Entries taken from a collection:
■ ■ ■
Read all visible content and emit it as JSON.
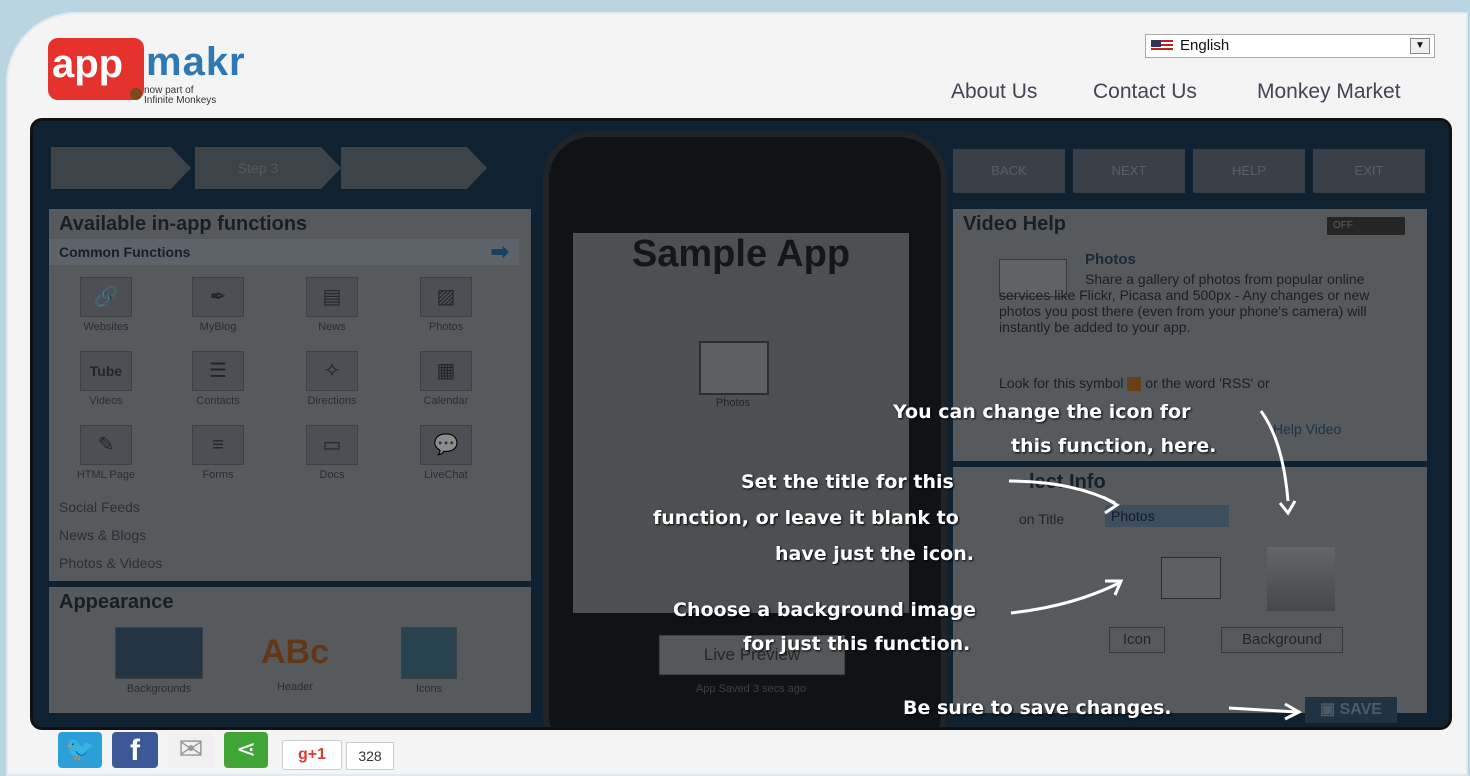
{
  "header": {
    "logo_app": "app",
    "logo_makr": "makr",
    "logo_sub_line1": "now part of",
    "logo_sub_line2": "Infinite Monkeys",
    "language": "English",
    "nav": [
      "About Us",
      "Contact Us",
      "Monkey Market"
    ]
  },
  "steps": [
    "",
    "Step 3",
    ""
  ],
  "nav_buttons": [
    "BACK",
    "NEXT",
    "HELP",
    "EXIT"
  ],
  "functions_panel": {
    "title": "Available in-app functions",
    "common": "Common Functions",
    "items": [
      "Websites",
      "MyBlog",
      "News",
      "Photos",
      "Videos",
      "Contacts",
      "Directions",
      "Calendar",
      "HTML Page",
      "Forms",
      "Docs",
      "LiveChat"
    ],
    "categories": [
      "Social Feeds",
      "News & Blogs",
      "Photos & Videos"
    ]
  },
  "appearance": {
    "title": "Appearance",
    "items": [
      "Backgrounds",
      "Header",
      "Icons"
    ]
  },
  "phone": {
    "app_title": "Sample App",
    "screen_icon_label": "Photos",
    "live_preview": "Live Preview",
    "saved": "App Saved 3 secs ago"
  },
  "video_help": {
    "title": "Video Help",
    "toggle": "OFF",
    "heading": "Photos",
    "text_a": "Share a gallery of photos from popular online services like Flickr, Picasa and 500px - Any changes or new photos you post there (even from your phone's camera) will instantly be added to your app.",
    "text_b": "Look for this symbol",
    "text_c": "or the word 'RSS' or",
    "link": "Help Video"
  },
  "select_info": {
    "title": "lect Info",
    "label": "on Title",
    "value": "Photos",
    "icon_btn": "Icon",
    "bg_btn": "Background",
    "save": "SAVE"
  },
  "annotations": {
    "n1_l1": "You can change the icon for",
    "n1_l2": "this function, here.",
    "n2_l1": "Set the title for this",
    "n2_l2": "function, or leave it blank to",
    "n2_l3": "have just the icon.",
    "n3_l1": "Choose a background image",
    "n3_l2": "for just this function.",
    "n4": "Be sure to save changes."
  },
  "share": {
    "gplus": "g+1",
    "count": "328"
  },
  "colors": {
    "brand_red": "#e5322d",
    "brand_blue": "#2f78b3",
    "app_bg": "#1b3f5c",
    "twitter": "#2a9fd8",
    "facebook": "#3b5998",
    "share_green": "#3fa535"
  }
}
■ ■ ■
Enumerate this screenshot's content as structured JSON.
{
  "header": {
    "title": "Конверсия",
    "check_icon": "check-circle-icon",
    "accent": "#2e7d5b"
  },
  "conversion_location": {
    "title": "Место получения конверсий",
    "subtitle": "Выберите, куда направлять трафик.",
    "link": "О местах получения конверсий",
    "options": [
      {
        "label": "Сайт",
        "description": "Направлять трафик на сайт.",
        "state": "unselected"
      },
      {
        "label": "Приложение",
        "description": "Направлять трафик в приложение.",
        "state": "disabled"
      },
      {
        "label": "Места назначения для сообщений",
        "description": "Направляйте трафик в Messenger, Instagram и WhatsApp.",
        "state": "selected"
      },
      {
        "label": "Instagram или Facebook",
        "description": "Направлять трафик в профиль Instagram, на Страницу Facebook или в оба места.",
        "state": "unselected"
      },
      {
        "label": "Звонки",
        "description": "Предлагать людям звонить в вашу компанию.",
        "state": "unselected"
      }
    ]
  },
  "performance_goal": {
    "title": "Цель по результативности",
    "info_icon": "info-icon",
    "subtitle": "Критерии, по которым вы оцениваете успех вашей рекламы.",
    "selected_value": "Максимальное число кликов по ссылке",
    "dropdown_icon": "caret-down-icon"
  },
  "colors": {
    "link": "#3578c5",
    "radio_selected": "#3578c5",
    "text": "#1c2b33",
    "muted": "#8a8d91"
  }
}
■ ■ ■
◆ **TASK**: Scan the material above for the string "changes" and return the lines that hold it.

◆ **THE ANSWER**:
    "text_a": "Share a gallery of photos from popular online services like Flickr, Picasa and 500px - Any changes or new photos you post there (even from your phone's camera) will instantly be added to your app.",
    "n4": "Be sure to save changes."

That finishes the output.